*Exercise goal*. Copy the lines of material from the line with "List every element" to the line with "label-liquid: 液态 — [225, 551, 253, 567]", both included, with no changes.

Annotated region listings:
-- Start --
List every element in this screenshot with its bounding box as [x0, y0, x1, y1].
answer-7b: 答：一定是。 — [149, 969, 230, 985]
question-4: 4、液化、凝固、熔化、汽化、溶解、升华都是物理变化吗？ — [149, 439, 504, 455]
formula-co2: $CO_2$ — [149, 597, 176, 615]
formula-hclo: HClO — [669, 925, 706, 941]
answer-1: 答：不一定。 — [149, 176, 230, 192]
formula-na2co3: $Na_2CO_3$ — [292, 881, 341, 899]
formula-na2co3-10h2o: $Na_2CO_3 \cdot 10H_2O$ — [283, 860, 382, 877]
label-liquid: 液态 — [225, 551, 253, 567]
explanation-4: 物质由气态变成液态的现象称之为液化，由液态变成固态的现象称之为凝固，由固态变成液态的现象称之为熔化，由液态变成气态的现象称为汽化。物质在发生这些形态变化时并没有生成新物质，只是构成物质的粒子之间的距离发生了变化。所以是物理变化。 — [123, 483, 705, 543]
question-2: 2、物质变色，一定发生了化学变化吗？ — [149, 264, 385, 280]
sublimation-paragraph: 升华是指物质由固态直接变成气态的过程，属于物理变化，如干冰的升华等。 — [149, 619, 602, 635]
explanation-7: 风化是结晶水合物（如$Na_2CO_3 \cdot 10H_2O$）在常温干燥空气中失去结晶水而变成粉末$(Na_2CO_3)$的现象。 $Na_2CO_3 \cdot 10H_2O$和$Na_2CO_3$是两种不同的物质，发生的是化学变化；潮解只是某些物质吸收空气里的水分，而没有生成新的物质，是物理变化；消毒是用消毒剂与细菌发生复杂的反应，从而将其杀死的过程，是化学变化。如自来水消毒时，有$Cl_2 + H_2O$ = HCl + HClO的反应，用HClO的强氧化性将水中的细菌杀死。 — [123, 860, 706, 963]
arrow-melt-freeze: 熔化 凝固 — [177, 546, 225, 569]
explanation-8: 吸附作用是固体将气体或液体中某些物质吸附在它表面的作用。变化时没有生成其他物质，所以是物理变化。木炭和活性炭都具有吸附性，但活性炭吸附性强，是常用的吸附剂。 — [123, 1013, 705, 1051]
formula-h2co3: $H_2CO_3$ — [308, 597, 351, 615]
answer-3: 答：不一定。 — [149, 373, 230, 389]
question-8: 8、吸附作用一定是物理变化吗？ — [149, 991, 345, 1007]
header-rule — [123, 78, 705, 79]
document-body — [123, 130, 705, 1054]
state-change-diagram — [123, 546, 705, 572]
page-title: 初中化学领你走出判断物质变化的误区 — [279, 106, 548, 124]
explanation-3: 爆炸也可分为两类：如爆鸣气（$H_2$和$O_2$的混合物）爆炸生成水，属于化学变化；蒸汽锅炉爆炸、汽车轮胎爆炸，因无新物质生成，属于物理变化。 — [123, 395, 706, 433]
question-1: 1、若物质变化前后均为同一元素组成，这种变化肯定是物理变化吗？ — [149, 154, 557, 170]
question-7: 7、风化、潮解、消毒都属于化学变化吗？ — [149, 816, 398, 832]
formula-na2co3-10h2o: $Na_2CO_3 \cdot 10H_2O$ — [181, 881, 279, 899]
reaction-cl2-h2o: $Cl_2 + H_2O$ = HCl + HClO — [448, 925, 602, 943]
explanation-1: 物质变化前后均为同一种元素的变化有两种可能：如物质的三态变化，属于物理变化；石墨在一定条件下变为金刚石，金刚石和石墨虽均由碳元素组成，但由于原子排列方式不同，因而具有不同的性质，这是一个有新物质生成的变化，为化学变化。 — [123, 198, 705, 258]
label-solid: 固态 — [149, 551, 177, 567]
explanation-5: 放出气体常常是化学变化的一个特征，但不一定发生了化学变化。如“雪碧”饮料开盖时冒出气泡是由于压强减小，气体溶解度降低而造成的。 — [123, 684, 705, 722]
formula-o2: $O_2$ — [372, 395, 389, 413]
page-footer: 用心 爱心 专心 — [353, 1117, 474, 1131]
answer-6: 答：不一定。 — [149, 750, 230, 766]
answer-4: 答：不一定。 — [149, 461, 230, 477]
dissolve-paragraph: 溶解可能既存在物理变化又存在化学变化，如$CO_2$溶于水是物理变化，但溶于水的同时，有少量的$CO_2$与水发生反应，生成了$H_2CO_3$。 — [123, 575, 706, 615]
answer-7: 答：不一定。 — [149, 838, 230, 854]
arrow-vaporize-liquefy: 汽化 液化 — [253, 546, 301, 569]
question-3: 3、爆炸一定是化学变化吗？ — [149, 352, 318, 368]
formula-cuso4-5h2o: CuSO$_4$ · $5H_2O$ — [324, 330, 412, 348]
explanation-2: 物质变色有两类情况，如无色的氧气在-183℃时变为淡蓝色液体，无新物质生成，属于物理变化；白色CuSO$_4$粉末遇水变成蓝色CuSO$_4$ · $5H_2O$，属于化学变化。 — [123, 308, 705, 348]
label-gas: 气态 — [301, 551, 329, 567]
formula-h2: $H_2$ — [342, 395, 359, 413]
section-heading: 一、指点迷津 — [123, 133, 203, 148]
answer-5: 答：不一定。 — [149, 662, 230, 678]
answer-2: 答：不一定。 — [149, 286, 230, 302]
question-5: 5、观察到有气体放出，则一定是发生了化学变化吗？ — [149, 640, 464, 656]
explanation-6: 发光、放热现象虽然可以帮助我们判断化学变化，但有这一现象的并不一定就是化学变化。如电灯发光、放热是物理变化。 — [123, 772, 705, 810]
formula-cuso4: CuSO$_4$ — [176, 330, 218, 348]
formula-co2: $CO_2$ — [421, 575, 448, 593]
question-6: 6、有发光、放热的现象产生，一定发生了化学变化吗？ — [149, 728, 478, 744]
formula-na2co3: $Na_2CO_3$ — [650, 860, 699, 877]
-- End --
-- Start --
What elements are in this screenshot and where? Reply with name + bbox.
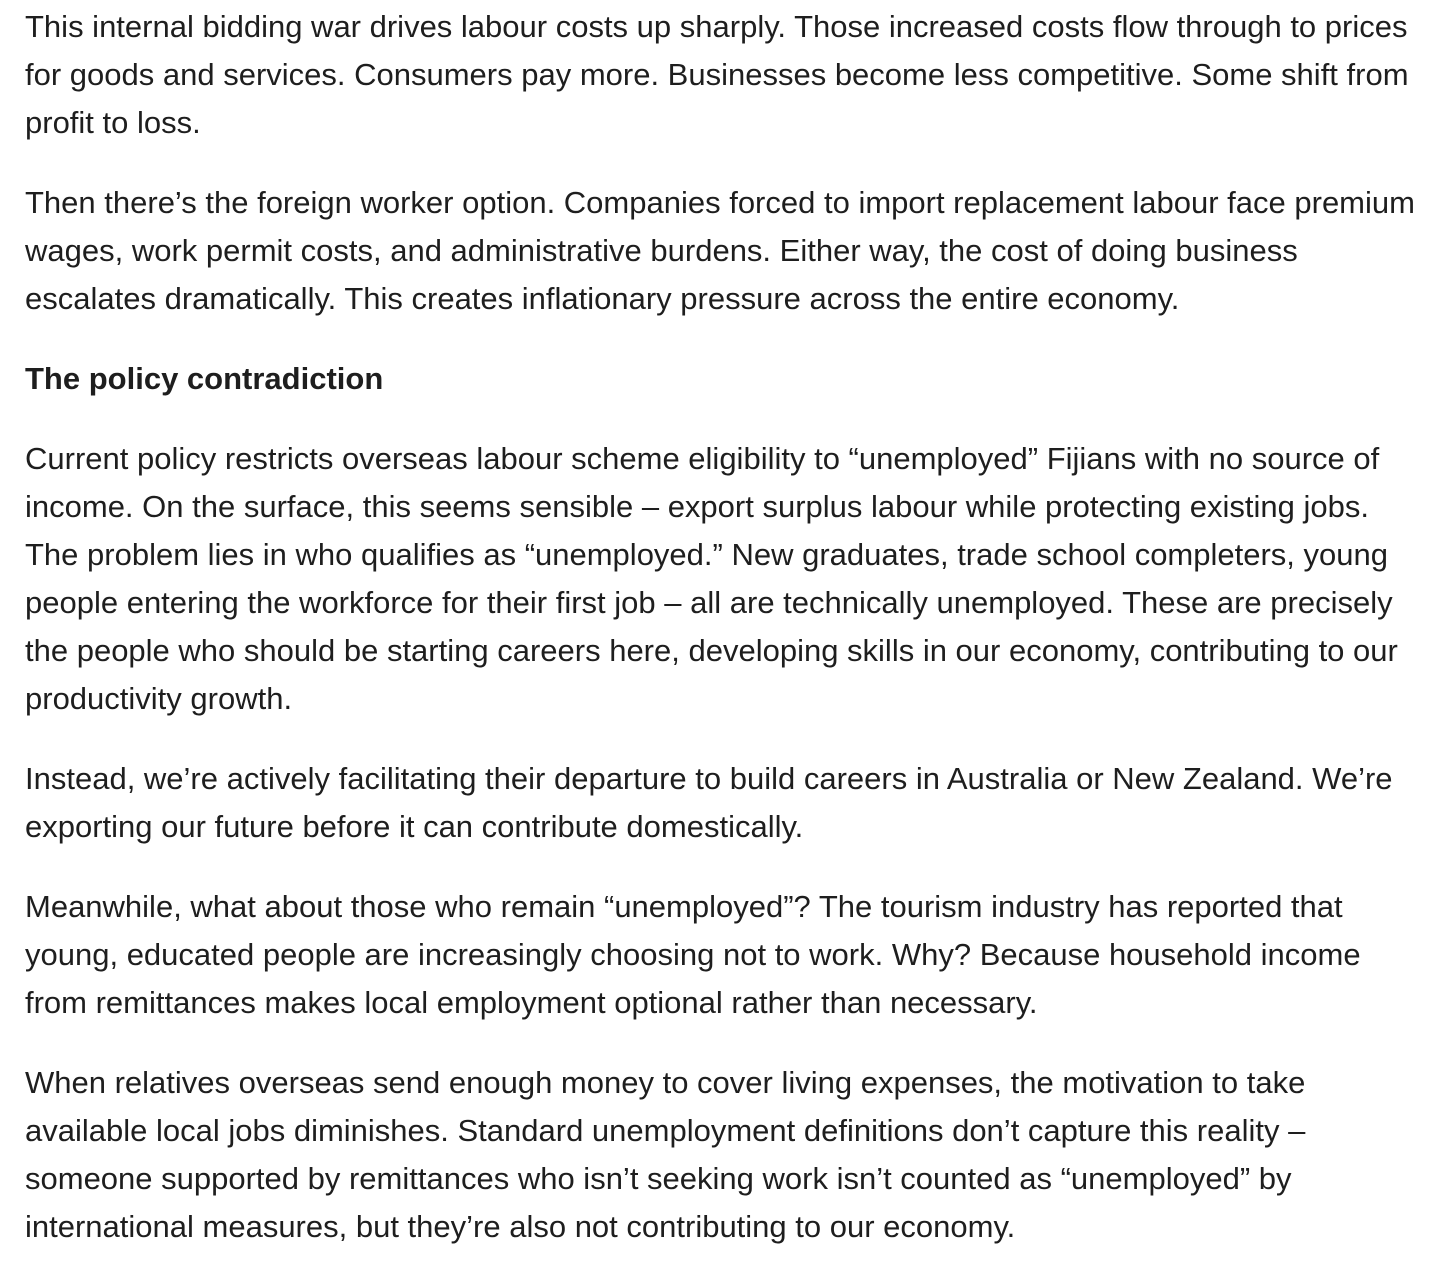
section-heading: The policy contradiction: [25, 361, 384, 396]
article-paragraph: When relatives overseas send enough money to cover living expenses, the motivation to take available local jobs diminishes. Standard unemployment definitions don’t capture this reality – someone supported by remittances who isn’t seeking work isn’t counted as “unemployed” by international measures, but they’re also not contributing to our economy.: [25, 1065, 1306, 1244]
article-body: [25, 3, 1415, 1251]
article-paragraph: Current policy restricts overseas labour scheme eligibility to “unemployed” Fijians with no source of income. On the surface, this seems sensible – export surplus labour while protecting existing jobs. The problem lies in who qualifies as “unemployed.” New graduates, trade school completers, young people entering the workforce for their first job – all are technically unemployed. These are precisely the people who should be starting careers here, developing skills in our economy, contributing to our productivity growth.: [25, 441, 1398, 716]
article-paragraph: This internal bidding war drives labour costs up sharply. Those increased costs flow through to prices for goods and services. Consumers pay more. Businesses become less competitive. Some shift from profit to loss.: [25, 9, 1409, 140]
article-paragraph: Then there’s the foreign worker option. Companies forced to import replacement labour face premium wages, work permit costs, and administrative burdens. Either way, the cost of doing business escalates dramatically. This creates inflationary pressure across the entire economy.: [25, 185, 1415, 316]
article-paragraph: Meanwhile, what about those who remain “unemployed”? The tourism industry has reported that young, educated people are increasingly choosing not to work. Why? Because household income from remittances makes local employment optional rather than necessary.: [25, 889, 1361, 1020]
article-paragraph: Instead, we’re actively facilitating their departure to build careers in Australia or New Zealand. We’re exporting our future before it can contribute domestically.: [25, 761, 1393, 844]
-- End --
-- Start --
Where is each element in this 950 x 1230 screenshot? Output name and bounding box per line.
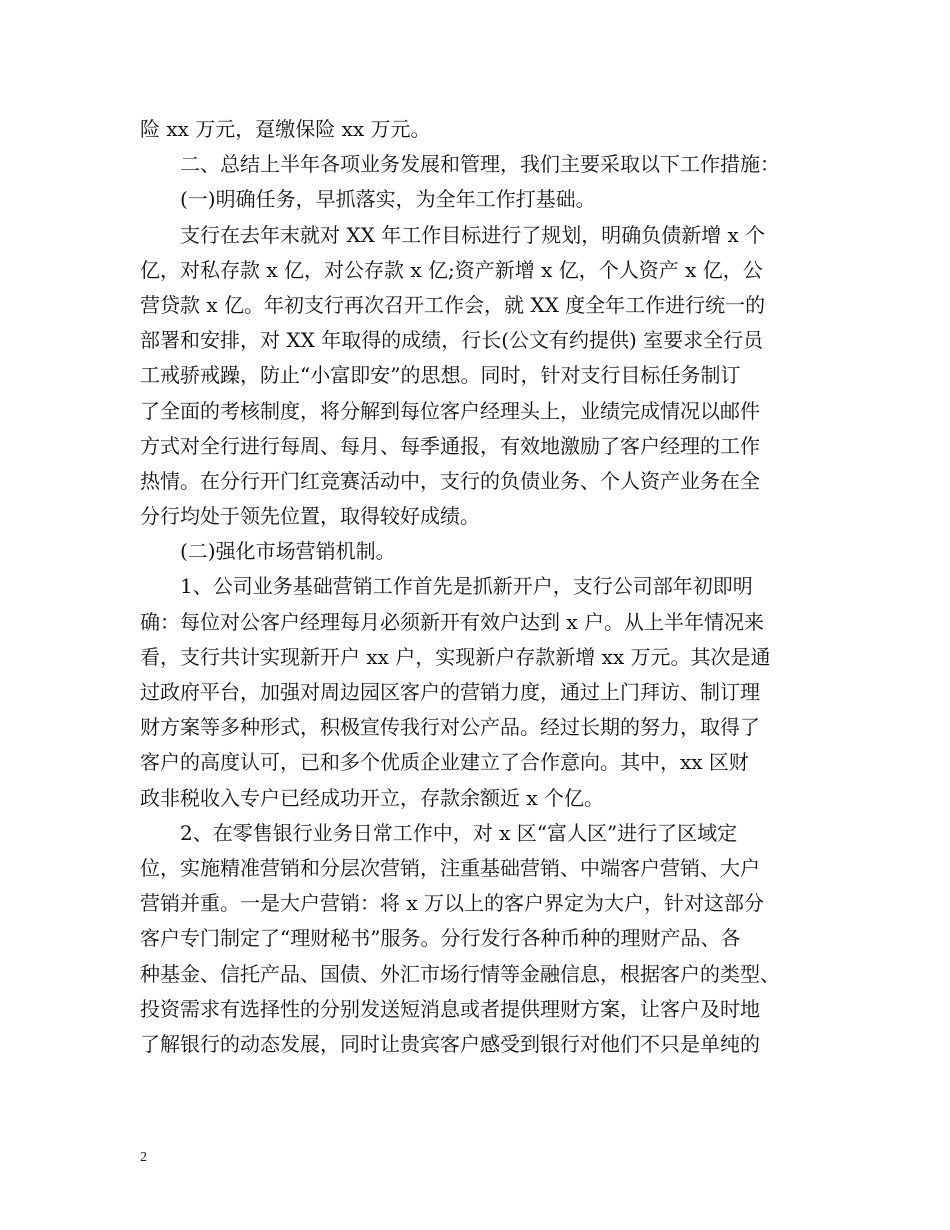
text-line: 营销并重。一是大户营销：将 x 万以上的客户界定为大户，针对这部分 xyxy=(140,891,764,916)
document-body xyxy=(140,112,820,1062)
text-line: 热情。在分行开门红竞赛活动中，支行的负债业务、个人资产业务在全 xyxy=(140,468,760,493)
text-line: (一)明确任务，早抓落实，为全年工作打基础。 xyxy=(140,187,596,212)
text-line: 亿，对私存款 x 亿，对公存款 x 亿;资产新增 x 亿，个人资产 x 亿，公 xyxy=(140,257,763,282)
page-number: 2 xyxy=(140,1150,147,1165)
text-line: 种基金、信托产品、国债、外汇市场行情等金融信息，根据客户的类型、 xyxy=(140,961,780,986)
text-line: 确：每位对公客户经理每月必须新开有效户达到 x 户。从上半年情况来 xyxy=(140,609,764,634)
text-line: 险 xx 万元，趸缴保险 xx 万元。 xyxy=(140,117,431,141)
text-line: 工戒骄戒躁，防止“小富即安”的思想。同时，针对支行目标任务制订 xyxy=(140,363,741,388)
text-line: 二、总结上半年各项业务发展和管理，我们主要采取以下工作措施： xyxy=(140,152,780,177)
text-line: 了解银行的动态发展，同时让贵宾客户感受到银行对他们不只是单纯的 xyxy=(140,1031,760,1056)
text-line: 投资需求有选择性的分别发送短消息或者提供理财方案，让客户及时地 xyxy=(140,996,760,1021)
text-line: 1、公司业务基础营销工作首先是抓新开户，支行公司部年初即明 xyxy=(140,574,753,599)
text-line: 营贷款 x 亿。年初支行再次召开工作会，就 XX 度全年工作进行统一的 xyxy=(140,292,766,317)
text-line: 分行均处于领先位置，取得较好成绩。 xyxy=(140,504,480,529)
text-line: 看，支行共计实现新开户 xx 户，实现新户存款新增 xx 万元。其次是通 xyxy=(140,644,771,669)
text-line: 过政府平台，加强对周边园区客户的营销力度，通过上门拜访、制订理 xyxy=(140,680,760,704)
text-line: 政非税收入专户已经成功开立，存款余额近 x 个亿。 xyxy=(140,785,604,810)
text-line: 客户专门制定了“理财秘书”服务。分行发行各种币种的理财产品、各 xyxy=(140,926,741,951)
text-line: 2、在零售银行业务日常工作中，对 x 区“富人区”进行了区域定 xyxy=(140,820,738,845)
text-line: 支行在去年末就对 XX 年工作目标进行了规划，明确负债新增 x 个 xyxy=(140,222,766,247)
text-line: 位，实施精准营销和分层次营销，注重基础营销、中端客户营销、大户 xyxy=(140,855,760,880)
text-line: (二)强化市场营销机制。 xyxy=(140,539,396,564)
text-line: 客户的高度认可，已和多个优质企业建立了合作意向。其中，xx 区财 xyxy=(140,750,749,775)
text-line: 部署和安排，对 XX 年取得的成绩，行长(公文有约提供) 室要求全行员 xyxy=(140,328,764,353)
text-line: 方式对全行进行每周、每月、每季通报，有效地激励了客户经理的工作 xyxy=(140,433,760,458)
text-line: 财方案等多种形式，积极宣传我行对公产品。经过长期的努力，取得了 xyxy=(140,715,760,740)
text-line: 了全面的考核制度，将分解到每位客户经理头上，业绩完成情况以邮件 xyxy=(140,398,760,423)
-- End --
*Response below*.
List every element in this screenshot with its bounding box as [x0, y0, x1, y1].
answer-7b: 答：一定是。 — [149, 969, 230, 985]
question-4: 4、液化、凝固、熔化、汽化、溶解、升华都是物理变化吗？ — [149, 439, 504, 455]
formula-co2: $CO_2$ — [149, 597, 176, 615]
formula-hclo: HClO — [669, 925, 706, 941]
answer-1: 答：不一定。 — [149, 176, 230, 192]
formula-na2co3: $Na_2CO_3$ — [292, 881, 341, 899]
formula-na2co3-10h2o: $Na_2CO_3 \cdot 10H_2O$ — [283, 860, 382, 877]
label-liquid: 液态 — [225, 551, 253, 567]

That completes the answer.